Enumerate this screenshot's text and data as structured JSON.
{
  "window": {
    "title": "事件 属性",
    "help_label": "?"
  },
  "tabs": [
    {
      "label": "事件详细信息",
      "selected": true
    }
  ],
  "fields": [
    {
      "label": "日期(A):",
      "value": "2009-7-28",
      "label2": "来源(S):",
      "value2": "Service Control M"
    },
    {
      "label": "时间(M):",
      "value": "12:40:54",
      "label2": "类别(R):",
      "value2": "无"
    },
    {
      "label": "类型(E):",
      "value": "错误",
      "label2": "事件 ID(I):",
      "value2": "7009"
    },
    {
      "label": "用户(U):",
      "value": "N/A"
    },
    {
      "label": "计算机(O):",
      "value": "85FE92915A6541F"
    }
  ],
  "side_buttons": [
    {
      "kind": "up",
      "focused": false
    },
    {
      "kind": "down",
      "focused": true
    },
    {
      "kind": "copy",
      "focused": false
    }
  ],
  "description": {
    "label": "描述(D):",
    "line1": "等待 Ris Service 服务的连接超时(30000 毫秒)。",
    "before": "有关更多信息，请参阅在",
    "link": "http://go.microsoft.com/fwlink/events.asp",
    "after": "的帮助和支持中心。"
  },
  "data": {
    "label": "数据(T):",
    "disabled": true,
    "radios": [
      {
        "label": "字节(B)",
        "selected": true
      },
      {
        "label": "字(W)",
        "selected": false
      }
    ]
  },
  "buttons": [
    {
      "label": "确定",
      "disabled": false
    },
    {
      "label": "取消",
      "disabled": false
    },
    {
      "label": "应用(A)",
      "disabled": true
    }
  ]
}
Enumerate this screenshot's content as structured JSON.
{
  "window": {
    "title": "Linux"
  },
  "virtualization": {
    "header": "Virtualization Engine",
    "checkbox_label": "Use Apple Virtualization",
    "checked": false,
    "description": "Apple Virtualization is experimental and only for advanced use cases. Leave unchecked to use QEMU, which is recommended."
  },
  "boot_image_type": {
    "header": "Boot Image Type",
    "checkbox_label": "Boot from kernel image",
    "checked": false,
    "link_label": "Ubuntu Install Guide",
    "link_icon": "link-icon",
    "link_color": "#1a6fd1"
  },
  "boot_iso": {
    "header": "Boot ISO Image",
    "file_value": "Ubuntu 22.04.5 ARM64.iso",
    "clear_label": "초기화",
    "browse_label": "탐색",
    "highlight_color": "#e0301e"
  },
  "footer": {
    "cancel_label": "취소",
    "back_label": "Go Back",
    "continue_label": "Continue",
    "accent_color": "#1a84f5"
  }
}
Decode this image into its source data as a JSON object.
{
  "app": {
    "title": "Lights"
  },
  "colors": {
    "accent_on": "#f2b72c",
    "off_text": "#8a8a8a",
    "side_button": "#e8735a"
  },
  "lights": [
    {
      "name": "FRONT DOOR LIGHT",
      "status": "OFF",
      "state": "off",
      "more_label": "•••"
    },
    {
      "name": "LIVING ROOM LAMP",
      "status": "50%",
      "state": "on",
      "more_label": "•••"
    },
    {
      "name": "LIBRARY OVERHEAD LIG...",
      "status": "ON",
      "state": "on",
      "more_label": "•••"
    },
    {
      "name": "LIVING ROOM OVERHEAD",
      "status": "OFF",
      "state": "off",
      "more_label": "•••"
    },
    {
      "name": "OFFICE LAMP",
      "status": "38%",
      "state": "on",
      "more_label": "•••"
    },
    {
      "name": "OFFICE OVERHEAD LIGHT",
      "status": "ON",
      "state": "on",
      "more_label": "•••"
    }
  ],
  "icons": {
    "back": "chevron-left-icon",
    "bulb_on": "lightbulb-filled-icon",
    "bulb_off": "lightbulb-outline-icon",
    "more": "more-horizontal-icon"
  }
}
--*--
## GOAL:
Filter the listing above by the word "true"; copy each line that passes.

## SOLVED PROBLEM:
      "selected": true
      "focused": true
    "disabled": true,
        "selected": true
      "disabled": true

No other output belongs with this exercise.